Task statement: The entries below should be transcribed in their entirety, exactly as written.

[Stored entries]
######

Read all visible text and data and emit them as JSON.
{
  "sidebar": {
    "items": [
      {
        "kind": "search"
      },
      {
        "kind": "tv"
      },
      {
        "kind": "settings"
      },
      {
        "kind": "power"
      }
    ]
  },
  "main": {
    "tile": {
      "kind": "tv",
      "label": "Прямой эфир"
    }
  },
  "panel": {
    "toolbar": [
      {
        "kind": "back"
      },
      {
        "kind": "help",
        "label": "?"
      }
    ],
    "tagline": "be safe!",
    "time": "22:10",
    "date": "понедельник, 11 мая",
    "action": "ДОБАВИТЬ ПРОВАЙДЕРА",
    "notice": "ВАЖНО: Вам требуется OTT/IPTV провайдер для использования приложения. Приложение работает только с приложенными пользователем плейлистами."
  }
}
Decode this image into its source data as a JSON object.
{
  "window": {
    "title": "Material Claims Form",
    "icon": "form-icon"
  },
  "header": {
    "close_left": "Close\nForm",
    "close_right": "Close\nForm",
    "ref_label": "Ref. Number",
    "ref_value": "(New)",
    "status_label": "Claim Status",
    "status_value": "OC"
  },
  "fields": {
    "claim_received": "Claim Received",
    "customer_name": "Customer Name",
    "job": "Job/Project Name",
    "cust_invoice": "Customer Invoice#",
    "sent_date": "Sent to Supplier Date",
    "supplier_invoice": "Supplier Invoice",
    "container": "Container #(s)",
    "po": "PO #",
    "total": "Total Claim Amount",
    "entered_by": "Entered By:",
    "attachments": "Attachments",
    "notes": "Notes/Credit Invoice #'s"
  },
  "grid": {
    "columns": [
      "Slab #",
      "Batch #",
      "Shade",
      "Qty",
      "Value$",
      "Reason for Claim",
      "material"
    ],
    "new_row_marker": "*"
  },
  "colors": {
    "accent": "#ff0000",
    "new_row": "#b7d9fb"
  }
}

######

Completed exercise:
Read all visible text and data and emit them as JSON.
{
  "sidebar": {
    "items": [
      {
        "kind": "search"
      },
      {
        "kind": "tv"
      },
      {
        "kind": "settings"
      },
      {
        "kind": "power"
      }
    ]
  },
  "main": {
    "tile": {
      "kind": "tv",
      "label": "Прямой эфир"
    }
  },
  "panel": {
    "toolbar": [
      {
        "kind": "back"
      },
      {
        "kind": "help",
        "label": "?"
      }
    ],
    "tagline": "be safe!",
    "time": "22:10",
    "date": "понедельник, 11 мая",
    "action": "ДОБАВИТЬ ПРОВАЙДЕРА",
    "notice": "ВАЖНО: Вам требуется OTT/IPTV провайдер для использования приложения. Приложение работает только с приложенными пользователем плейлистами."
  }
}
Decode this image into its source data as a JSON object.
{
  "window": {
    "title": "Material Claims Form",
    "icon": "form-icon"
  },
  "header": {
    "close_left": "Close\nForm",
    "close_right": "Close\nForm",
    "ref_label": "Ref. Number",
    "ref_value": "(New)",
    "status_label": "Claim Status",
    "status_value": "OC"
  },
  "fields": {
    "claim_received": "Claim Received",
    "customer_name": "Customer Name",
    "job": "Job/Project Name",
    "cust_invoice": "Customer Invoice#",
    "sent_date": "Sent to Supplier Date",
    "supplier_invoice": "Supplier Invoice",
    "container": "Container #(s)",
    "po": "PO #",
    "total": "Total Claim Amount",
    "entered_by": "Entered By:",
    "attachments": "Attachments",
    "notes": "Notes/Credit Invoice #'s"
  },
  "grid": {
    "columns": [
      "Slab #",
      "Batch #",
      "Shade",
      "Qty",
      "Value$",
      "Reason for Claim",
      "material"
    ],
    "new_row_marker": "*"
  },
  "colors": {
    "accent": "#ff0000",
    "new_row": "#b7d9fb"
  }
}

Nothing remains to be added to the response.